Below are some entries. Copy each line that holds the string "Planet".

########################################

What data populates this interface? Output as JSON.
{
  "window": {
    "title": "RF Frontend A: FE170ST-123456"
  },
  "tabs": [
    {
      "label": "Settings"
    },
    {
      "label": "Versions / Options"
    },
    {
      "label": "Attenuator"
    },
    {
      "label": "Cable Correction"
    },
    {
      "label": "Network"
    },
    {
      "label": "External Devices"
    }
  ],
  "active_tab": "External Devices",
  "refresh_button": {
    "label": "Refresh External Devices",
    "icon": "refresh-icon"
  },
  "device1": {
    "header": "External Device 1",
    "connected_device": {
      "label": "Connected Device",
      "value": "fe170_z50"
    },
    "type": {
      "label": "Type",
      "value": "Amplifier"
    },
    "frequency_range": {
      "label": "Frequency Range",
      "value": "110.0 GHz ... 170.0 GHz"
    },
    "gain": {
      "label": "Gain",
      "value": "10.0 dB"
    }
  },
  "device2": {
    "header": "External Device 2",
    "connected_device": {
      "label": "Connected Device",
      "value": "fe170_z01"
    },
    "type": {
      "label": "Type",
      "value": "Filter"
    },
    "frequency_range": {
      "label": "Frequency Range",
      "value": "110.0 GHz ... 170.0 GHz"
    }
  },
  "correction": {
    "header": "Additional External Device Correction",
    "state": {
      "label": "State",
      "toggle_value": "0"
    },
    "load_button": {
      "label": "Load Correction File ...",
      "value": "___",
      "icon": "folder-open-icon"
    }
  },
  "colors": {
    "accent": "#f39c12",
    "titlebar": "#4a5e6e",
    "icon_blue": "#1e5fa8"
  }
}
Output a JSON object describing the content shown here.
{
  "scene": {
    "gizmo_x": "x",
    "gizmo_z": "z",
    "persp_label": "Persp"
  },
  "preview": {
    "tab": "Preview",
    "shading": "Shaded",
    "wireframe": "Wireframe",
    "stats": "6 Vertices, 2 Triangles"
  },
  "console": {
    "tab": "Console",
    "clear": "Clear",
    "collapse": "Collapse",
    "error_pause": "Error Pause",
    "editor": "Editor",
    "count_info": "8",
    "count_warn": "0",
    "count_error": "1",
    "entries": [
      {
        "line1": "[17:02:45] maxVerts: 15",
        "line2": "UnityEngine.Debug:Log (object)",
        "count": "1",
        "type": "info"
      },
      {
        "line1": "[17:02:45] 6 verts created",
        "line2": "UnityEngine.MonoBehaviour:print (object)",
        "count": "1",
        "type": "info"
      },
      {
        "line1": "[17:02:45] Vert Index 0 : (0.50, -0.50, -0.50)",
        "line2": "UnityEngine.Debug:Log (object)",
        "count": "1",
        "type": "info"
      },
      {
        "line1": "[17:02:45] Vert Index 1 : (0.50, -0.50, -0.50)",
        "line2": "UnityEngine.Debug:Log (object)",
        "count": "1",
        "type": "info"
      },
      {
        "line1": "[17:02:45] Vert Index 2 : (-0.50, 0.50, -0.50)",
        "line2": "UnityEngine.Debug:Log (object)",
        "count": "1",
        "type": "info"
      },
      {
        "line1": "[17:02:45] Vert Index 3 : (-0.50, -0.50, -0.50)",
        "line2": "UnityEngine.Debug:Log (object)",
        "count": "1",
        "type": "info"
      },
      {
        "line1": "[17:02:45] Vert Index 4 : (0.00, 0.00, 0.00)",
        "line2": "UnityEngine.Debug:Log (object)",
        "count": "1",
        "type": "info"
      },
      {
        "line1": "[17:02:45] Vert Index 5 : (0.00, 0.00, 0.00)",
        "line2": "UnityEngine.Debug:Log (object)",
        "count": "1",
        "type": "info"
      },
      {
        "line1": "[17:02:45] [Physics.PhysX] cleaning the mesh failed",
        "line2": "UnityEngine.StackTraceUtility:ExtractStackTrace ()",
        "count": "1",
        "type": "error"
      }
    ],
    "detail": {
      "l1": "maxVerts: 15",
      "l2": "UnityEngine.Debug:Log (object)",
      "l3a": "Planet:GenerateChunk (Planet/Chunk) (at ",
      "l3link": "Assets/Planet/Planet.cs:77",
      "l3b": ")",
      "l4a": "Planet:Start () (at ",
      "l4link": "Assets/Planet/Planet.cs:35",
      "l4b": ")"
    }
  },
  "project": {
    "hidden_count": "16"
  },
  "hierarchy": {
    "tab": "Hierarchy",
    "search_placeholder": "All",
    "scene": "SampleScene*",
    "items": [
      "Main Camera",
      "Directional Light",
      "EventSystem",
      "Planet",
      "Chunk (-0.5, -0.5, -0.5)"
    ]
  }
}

########################################

→ EXERCISE SOLUTION:
      "l3a": "Planet:GenerateChunk (Planet/Chunk) (at ",
      "l3link": "Assets/Planet/Planet.cs:77",
      "l4a": "Planet:Start () (at ",
      "l4link": "Assets/Planet/Planet.cs:35",
      "Planet",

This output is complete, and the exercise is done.